■ **TO-DO LIST**:
1. According to The Attic, why is the speaker left limping?
2. Echo the passage of The Attic that begins at the words "Nov 24 2008" and stops after "It mocks me.".

■ **SUPPLIED TEXT**:
Nov 24 2008
The Attic
I’m running in endless circles. Accusations, phrases, guilt - apology and then we begin again. Each moment is spent on the edge of the world, walking the razors edge balanced on one toe. Despite the acrobatic dance I perform, egg shells crush beneath my feet, shards embedding in the soft spot between my toes leaving me limping. Limping and weeping. Blindly I feel my way around this thing - a solid granite boulder in my path - searching for a crevice, a handhold, something to help me overcome. Circling around and around with nothing but smooth slippery surface to greet my tattered hands. It mocks me.

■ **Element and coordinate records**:

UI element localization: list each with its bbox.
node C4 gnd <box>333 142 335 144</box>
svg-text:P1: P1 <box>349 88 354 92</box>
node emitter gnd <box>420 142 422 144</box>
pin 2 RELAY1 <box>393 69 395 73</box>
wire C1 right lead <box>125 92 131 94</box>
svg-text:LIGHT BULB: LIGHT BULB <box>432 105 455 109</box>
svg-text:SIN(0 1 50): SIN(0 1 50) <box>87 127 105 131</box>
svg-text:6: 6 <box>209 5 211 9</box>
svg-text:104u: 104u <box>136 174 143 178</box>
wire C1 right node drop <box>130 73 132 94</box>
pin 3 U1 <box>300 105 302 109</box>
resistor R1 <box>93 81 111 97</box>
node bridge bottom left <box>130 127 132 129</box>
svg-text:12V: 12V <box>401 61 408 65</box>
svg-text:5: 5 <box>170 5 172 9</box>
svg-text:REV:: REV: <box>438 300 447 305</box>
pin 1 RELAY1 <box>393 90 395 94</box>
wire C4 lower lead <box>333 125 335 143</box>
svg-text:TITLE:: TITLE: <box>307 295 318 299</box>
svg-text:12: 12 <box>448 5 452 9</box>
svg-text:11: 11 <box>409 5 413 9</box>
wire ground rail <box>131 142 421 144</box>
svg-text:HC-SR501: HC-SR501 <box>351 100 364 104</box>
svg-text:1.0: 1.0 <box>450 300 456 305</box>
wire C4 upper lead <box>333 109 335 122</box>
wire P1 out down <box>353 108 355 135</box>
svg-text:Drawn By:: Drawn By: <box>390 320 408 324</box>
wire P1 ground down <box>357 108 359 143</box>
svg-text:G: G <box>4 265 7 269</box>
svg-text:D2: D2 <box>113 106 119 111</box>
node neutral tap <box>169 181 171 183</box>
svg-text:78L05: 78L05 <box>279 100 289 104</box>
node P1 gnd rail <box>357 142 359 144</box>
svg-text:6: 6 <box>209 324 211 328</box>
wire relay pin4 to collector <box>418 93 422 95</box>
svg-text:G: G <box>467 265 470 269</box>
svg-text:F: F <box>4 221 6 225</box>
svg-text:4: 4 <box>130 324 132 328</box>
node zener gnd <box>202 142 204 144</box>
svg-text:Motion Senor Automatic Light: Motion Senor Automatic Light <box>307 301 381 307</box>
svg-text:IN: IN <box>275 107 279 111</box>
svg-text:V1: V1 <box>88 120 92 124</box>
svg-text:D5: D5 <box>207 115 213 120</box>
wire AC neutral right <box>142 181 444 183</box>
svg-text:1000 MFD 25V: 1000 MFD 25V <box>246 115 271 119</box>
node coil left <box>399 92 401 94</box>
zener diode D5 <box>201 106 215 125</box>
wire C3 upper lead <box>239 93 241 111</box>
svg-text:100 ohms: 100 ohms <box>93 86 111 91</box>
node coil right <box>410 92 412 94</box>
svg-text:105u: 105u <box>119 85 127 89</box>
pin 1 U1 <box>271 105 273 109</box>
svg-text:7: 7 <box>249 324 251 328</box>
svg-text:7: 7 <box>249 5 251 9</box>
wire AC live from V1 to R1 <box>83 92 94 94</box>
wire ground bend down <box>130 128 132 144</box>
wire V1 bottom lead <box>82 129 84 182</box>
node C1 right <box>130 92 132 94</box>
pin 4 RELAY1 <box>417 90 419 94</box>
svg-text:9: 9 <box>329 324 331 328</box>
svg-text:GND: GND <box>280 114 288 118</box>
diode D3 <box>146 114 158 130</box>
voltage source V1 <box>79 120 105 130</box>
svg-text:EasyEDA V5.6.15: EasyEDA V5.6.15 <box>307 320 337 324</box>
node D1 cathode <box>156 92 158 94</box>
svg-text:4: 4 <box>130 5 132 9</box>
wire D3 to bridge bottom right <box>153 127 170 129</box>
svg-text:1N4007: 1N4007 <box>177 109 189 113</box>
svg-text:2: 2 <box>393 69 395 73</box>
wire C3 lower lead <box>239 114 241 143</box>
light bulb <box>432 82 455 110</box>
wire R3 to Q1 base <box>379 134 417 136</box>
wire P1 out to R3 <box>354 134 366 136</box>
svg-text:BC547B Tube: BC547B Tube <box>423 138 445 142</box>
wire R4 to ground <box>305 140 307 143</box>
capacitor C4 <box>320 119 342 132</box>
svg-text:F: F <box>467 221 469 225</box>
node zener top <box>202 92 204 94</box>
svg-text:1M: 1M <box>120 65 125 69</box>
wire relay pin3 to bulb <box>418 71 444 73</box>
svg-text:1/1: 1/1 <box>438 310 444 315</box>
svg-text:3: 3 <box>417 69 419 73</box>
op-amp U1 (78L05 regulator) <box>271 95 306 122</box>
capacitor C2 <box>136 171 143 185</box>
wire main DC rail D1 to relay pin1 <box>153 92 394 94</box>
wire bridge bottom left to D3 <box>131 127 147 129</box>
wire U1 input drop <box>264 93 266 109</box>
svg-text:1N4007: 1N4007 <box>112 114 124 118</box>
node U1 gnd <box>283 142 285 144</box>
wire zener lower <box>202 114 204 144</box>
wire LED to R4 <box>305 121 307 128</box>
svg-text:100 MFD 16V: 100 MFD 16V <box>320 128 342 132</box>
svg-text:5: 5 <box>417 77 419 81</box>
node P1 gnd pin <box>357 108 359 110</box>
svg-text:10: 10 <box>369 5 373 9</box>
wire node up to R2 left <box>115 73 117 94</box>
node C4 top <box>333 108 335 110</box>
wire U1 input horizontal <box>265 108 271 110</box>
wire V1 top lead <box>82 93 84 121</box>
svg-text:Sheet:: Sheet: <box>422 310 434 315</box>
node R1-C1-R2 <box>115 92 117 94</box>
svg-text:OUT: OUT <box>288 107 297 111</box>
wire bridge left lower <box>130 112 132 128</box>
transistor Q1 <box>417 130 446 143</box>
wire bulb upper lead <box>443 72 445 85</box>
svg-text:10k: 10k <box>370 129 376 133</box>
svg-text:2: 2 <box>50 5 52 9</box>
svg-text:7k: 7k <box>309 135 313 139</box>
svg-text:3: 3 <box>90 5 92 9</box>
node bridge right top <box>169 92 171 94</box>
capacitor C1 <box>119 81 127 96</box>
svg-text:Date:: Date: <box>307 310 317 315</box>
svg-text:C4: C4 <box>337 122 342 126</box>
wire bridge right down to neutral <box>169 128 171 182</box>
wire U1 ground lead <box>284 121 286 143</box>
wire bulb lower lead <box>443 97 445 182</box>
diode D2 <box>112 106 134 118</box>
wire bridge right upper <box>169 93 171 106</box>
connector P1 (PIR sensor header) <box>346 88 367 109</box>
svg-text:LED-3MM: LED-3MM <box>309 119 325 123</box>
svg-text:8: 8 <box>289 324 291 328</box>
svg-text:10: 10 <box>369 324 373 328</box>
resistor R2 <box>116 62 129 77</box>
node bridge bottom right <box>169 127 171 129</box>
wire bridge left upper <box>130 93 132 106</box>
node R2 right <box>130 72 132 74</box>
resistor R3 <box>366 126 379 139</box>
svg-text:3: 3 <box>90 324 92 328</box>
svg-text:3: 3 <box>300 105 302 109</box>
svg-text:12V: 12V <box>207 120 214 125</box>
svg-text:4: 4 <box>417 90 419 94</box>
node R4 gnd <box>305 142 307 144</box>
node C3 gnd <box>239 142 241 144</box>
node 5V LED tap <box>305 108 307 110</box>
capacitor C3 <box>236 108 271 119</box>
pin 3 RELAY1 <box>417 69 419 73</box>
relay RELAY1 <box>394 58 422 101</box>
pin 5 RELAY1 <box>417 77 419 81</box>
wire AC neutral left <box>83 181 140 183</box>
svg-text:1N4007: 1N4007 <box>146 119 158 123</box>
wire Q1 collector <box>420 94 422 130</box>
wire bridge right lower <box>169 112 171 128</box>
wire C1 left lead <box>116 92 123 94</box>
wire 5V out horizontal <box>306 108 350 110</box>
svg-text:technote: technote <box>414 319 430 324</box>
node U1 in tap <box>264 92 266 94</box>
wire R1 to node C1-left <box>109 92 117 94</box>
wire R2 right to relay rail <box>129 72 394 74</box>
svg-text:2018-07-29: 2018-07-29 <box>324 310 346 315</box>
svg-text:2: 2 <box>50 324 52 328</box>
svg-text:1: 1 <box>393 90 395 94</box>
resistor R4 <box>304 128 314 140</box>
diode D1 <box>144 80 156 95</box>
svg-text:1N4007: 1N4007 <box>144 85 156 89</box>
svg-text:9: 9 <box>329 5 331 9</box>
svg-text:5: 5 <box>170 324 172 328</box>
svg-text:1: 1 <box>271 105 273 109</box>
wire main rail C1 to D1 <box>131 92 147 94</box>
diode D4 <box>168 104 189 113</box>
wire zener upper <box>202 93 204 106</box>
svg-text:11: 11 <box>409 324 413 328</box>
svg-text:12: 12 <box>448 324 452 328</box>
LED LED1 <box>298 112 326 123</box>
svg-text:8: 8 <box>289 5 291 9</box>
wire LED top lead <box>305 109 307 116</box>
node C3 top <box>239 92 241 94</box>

■ **ANSWERS**:
1. Despite the careful acrobatic dance, egg shells crush beneath the speaker's feet, and the shards embed in the soft spot between the toes.

2.
Nov 24 2008
The Attic
I’m running in endless circles. Accusations, phrases, guilt - apology and then we begin again. Each moment is spent on the edge of the world, walking the razors edge balanced on one toe. Despite the acrobatic dance I perform, egg shells crush beneath my feet, shards embedding in the soft spot between my toes leaving me limping. Limping and weeping. Blindly I feel my way around this thing - a solid granite boulder in my path - searching for a crevice, a handhold, something to help me overcome. Circling around and around with nothing but smooth slippery surface to greet my tattered hands. It mocks me.